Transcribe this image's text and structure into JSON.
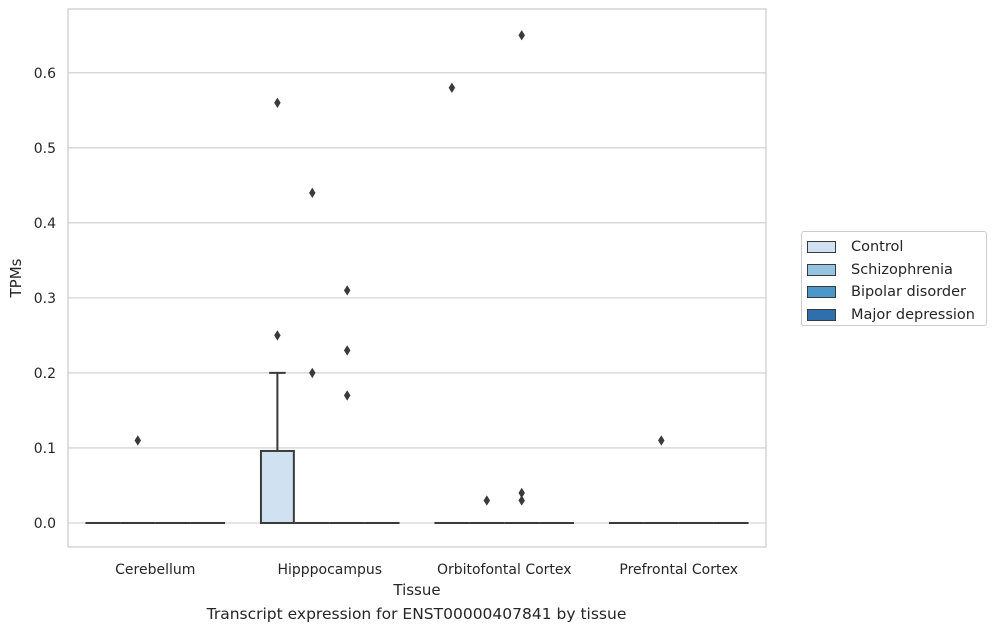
{
  "chart_data": {
    "type": "box",
    "title": "Transcript expression for ENST00000407841 by tissue",
    "xlabel": "Tissue",
    "ylabel": "TPMs",
    "categories": [
      "Cerebellum",
      "Hipppocampus",
      "Orbitofontal Cortex",
      "Prefrontal Cortex"
    ],
    "yticks": [
      "0.0",
      "0.1",
      "0.2",
      "0.3",
      "0.4",
      "0.5",
      "0.6"
    ],
    "ylim": [
      -0.032,
      0.685
    ],
    "grid": true,
    "legend_position": "right",
    "series": [
      {
        "name": "Control",
        "color": "#d0e1f2",
        "boxes": [
          {
            "q1": 0,
            "median": 0,
            "q3": 0,
            "whisker_low": 0,
            "whisker_high": 0,
            "outliers": []
          },
          {
            "q1": 0,
            "median": 0,
            "q3": 0.096,
            "whisker_low": 0,
            "whisker_high": 0.2,
            "outliers": [
              0.56,
              0.25
            ]
          },
          {
            "q1": 0,
            "median": 0,
            "q3": 0,
            "whisker_low": 0,
            "whisker_high": 0,
            "outliers": [
              0.58
            ]
          },
          {
            "q1": 0,
            "median": 0,
            "q3": 0,
            "whisker_low": 0,
            "whisker_high": 0,
            "outliers": []
          }
        ]
      },
      {
        "name": "Schizophrenia",
        "color": "#94c4df",
        "boxes": [
          {
            "q1": 0,
            "median": 0,
            "q3": 0,
            "whisker_low": 0,
            "whisker_high": 0,
            "outliers": [
              0.11
            ]
          },
          {
            "q1": 0,
            "median": 0,
            "q3": 0,
            "whisker_low": 0,
            "whisker_high": 0,
            "outliers": [
              0.44,
              0.2
            ]
          },
          {
            "q1": 0,
            "median": 0,
            "q3": 0,
            "whisker_low": 0,
            "whisker_high": 0,
            "outliers": [
              0.03
            ]
          },
          {
            "q1": 0,
            "median": 0,
            "q3": 0,
            "whisker_low": 0,
            "whisker_high": 0,
            "outliers": [
              0.11
            ]
          }
        ]
      },
      {
        "name": "Bipolar disorder",
        "color": "#4a98c9",
        "boxes": [
          {
            "q1": 0,
            "median": 0,
            "q3": 0,
            "whisker_low": 0,
            "whisker_high": 0,
            "outliers": []
          },
          {
            "q1": 0,
            "median": 0,
            "q3": 0,
            "whisker_low": 0,
            "whisker_high": 0,
            "outliers": [
              0.31,
              0.23,
              0.17
            ]
          },
          {
            "q1": 0,
            "median": 0,
            "q3": 0,
            "whisker_low": 0,
            "whisker_high": 0,
            "outliers": [
              0.65,
              0.04,
              0.03
            ]
          },
          {
            "q1": 0,
            "median": 0,
            "q3": 0,
            "whisker_low": 0,
            "whisker_high": 0,
            "outliers": []
          }
        ]
      },
      {
        "name": "Major depression",
        "color": "#2e6fac",
        "boxes": [
          {
            "q1": 0,
            "median": 0,
            "q3": 0,
            "whisker_low": 0,
            "whisker_high": 0,
            "outliers": []
          },
          {
            "q1": 0,
            "median": 0,
            "q3": 0,
            "whisker_low": 0,
            "whisker_high": 0,
            "outliers": []
          },
          {
            "q1": 0,
            "median": 0,
            "q3": 0,
            "whisker_low": 0,
            "whisker_high": 0,
            "outliers": []
          },
          {
            "q1": 0,
            "median": 0,
            "q3": 0,
            "whisker_low": 0,
            "whisker_high": 0,
            "outliers": []
          }
        ]
      }
    ]
  },
  "colors": {
    "grid": "#cccccc",
    "frame": "#cccccc",
    "box_edge": "#3a3a3a",
    "text": "#262626"
  }
}
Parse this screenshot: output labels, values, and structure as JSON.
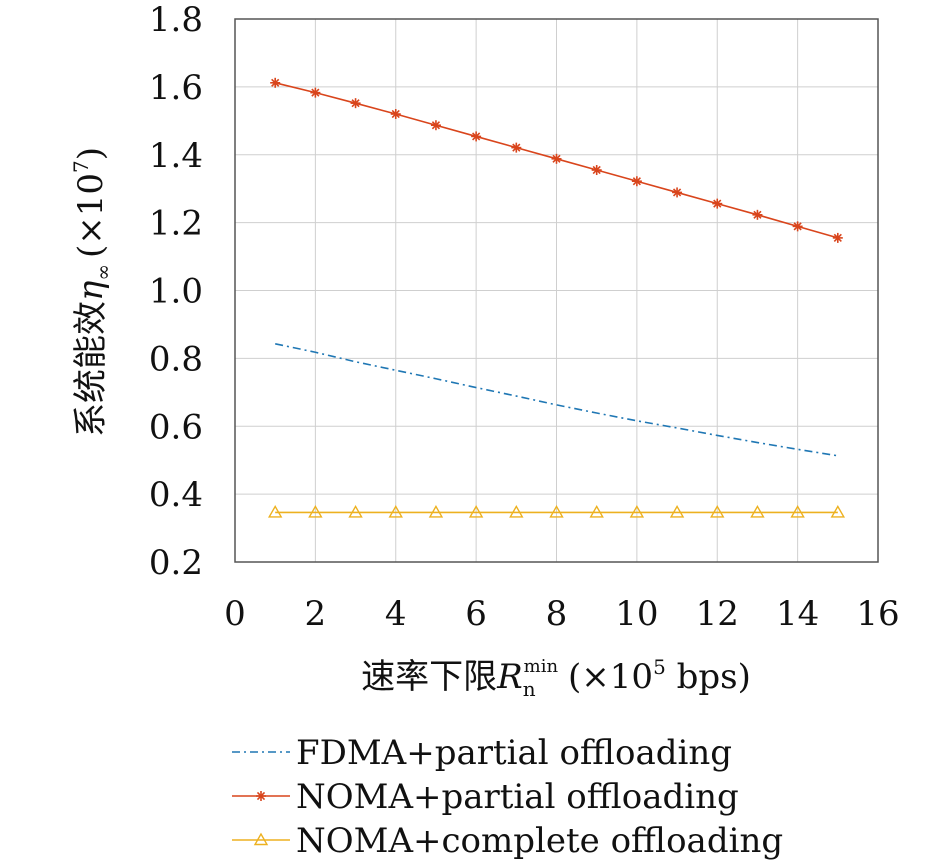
{
  "chart_data": {
    "type": "line",
    "xlabel": {
      "prefix": "速率下限",
      "symbol": "R",
      "subscript": "n",
      "superscript": "min",
      "unit_open": "(×10",
      "unit_exp": "5",
      "unit_close": " bps)"
    },
    "ylabel": {
      "prefix": "系统能效",
      "symbol": "η",
      "subscript": "∞",
      "unit_open": "(×10",
      "unit_exp": "7",
      "unit_close": ")"
    },
    "xlim": [
      0,
      16
    ],
    "ylim": [
      0.2,
      1.8
    ],
    "xticks": [
      0,
      2,
      4,
      6,
      8,
      10,
      12,
      14,
      16
    ],
    "xtick_labels": [
      "0",
      "2",
      "4",
      "6",
      "8",
      "10",
      "12",
      "14",
      "16"
    ],
    "yticks": [
      0.2,
      0.4,
      0.6,
      0.8,
      1.0,
      1.2,
      1.4,
      1.6,
      1.8
    ],
    "ytick_labels": [
      "0.2",
      "0.4",
      "0.6",
      "0.8",
      "1.0",
      "1.2",
      "1.4",
      "1.6",
      "1.8"
    ],
    "grid": true,
    "legend_position": "bottom",
    "x": [
      1,
      2,
      3,
      4,
      5,
      6,
      7,
      8,
      9,
      10,
      11,
      12,
      13,
      14,
      15
    ],
    "series": [
      {
        "name": "FDMA+partial offloading",
        "color": "#1f77b4",
        "line_style": "dash-dot",
        "marker": "none",
        "values": [
          0.843,
          0.818,
          0.79,
          0.765,
          0.74,
          0.714,
          0.689,
          0.663,
          0.639,
          0.616,
          0.595,
          0.573,
          0.552,
          0.532,
          0.513
        ]
      },
      {
        "name": "NOMA+partial offloading",
        "color": "#d9451c",
        "line_style": "solid",
        "marker": "asterisk",
        "values": [
          1.612,
          1.583,
          1.552,
          1.52,
          1.487,
          1.454,
          1.421,
          1.388,
          1.355,
          1.322,
          1.289,
          1.256,
          1.223,
          1.189,
          1.155
        ]
      },
      {
        "name": "NOMA+complete offloading",
        "color": "#edb120",
        "line_style": "solid",
        "marker": "triangle",
        "values": [
          0.346,
          0.346,
          0.346,
          0.346,
          0.346,
          0.346,
          0.346,
          0.346,
          0.346,
          0.346,
          0.346,
          0.346,
          0.346,
          0.346,
          0.346
        ]
      }
    ]
  }
}
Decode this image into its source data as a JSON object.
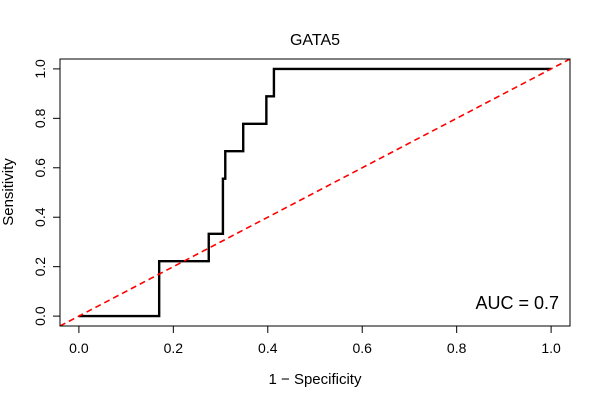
{
  "chart_data": {
    "type": "line",
    "title": "GATA5",
    "xlabel": "1 − Specificity",
    "ylabel": "Sensitivity",
    "xlim": [
      -0.04,
      1.04
    ],
    "ylim": [
      -0.04,
      1.04
    ],
    "x_ticks": [
      0.0,
      0.2,
      0.4,
      0.6,
      0.8,
      1.0
    ],
    "x_tick_labels": [
      "0.0",
      "0.2",
      "0.4",
      "0.6",
      "0.8",
      "1.0"
    ],
    "y_ticks": [
      0.0,
      0.2,
      0.4,
      0.6,
      0.8,
      1.0
    ],
    "y_tick_labels": [
      "0.0",
      "0.2",
      "0.4",
      "0.6",
      "0.8",
      "1.0"
    ],
    "annotation": "AUC = 0.7",
    "grid": false,
    "series": [
      {
        "style": "solid",
        "color": "#000000",
        "x": [
          0.0,
          0.17,
          0.17,
          0.17,
          0.17,
          0.275,
          0.275,
          0.305,
          0.305,
          0.305,
          0.31,
          0.31,
          0.348,
          0.348,
          0.397,
          0.397,
          0.413,
          0.413,
          1.0
        ],
        "y": [
          0.0,
          0.0,
          0.111,
          0.222,
          0.222,
          0.222,
          0.333,
          0.333,
          0.444,
          0.556,
          0.556,
          0.667,
          0.667,
          0.778,
          0.778,
          0.889,
          0.889,
          1.0,
          1.0
        ]
      },
      {
        "style": "dashed",
        "color": "#ff0000",
        "x": [
          -0.04,
          1.04
        ],
        "y": [
          -0.04,
          1.04
        ]
      }
    ]
  }
}
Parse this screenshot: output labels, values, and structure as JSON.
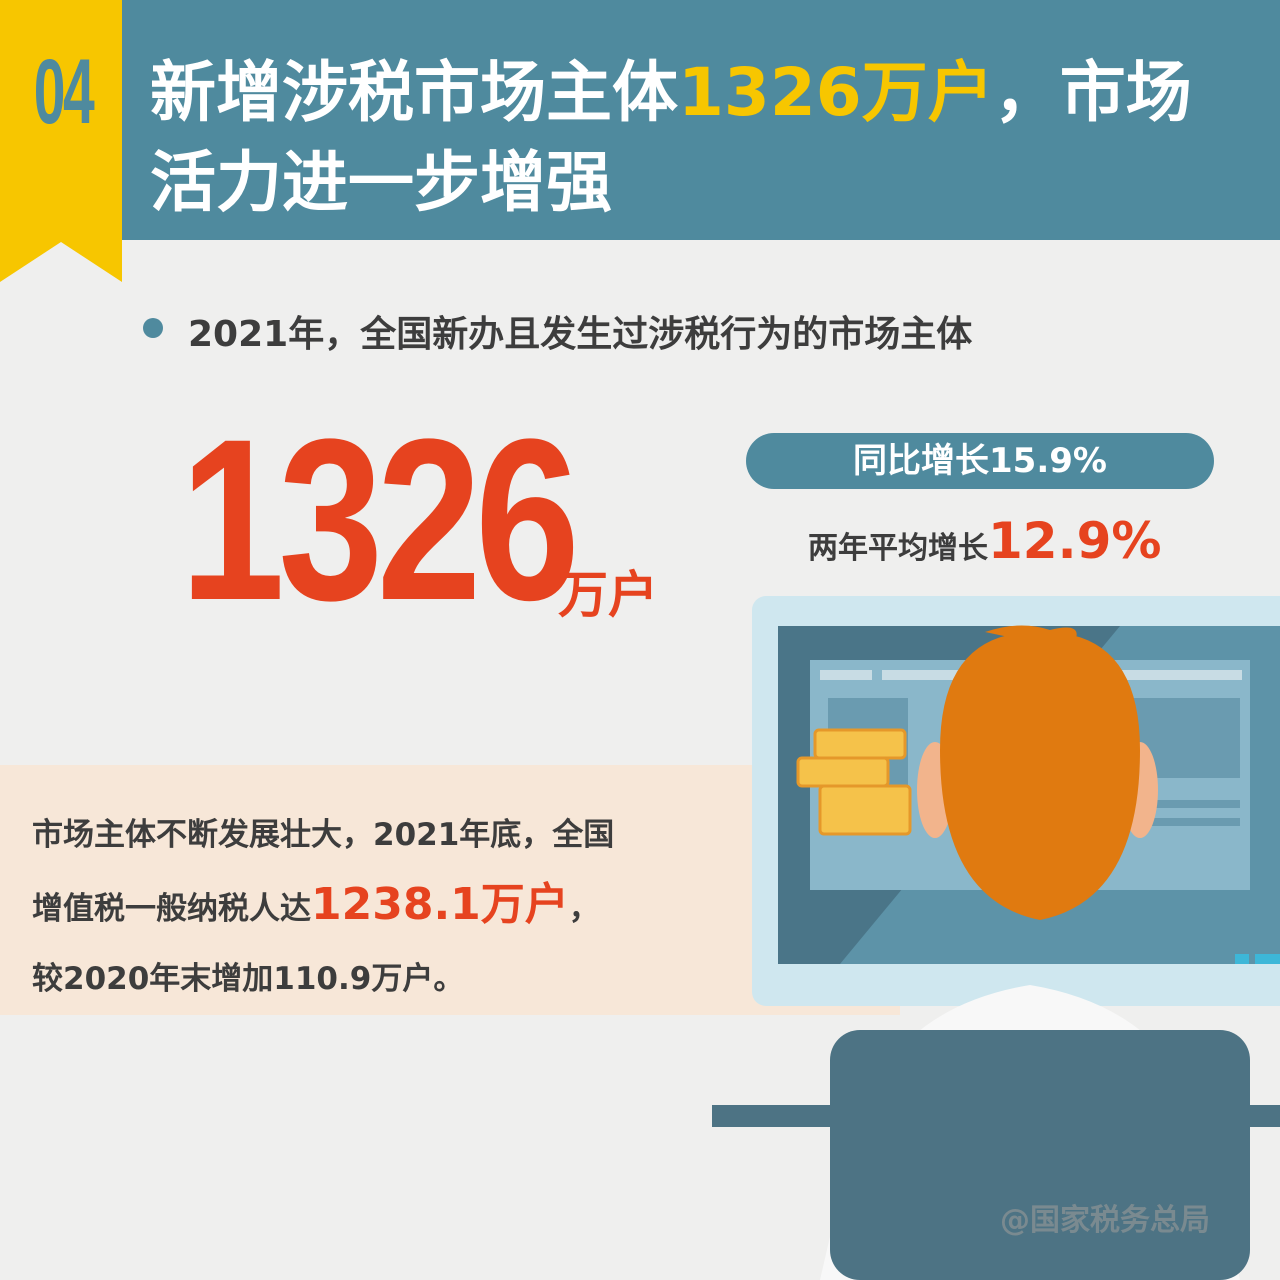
{
  "header": {
    "number": "04",
    "title_pre": "新增涉税市场主体",
    "title_highlight": "1326万户",
    "title_post": "，市场",
    "title_line2": "活力进一步增强"
  },
  "headline": {
    "text": "2021年，全国新办且发生过涉税行为的市场主体",
    "value": "1326",
    "unit": "万户"
  },
  "growth": {
    "yoy": "同比增长15.9%",
    "avg_label": "两年平均增长",
    "avg_value": "12.9%"
  },
  "summary": {
    "line1": "市场主体不断发展壮大，2021年底，全国",
    "line2_pre": "增值税一般纳税人达",
    "line2_value": "1238.1万户",
    "line2_post": "，",
    "line3": "较2020年末增加110.9万户。"
  },
  "watermark": "@国家税务总局",
  "colors": {
    "teal": "#4f8a9e",
    "yellow": "#f7c600",
    "red": "#e6431f",
    "hair": "#e07a10"
  }
}
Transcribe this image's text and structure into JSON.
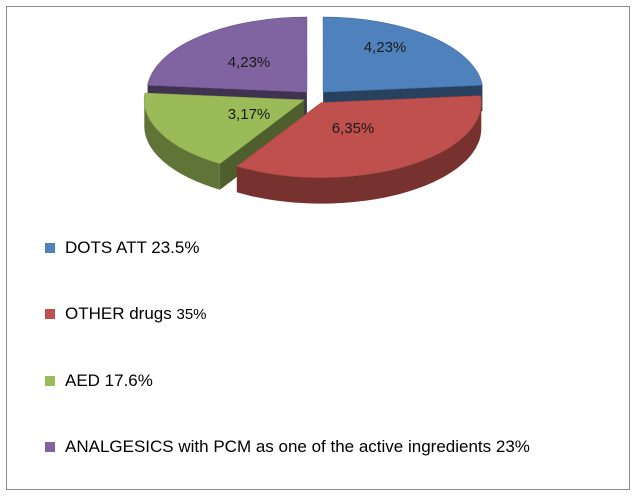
{
  "chart_data": {
    "type": "pie",
    "title": "",
    "slices": [
      {
        "label": "4,23%",
        "value": 4.23,
        "color": "#4f81bd",
        "legend": "DOTS ATT 23.5%"
      },
      {
        "label": "6,35%",
        "value": 6.35,
        "color": "#c0504d",
        "legend": "OTHER drugs 35%"
      },
      {
        "label": "3,17%",
        "value": 3.17,
        "color": "#9bbb59",
        "legend": "AED 17.6%"
      },
      {
        "label": "4,23%",
        "value": 4.23,
        "color": "#8064a2",
        "legend": "ANALGESICS with PCM as one of the active ingredients 23%"
      }
    ],
    "legend_position": "bottom",
    "exploded": true,
    "style": "3d"
  },
  "legend": {
    "items": [
      {
        "text": "DOTS ATT 23.5%",
        "color": "#4f81bd"
      },
      {
        "main": "OTHER drugs ",
        "small": "35%",
        "color": "#c0504d"
      },
      {
        "text": "AED 17.6%",
        "color": "#9bbb59"
      },
      {
        "text": "ANALGESICS with PCM as one of the active ingredients 23%",
        "color": "#8064a2"
      }
    ]
  }
}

☆ ☆ ☆ ☆

Problem requirements:
State how many lines of the material contain the string "text", with no other words.

Task solution:
7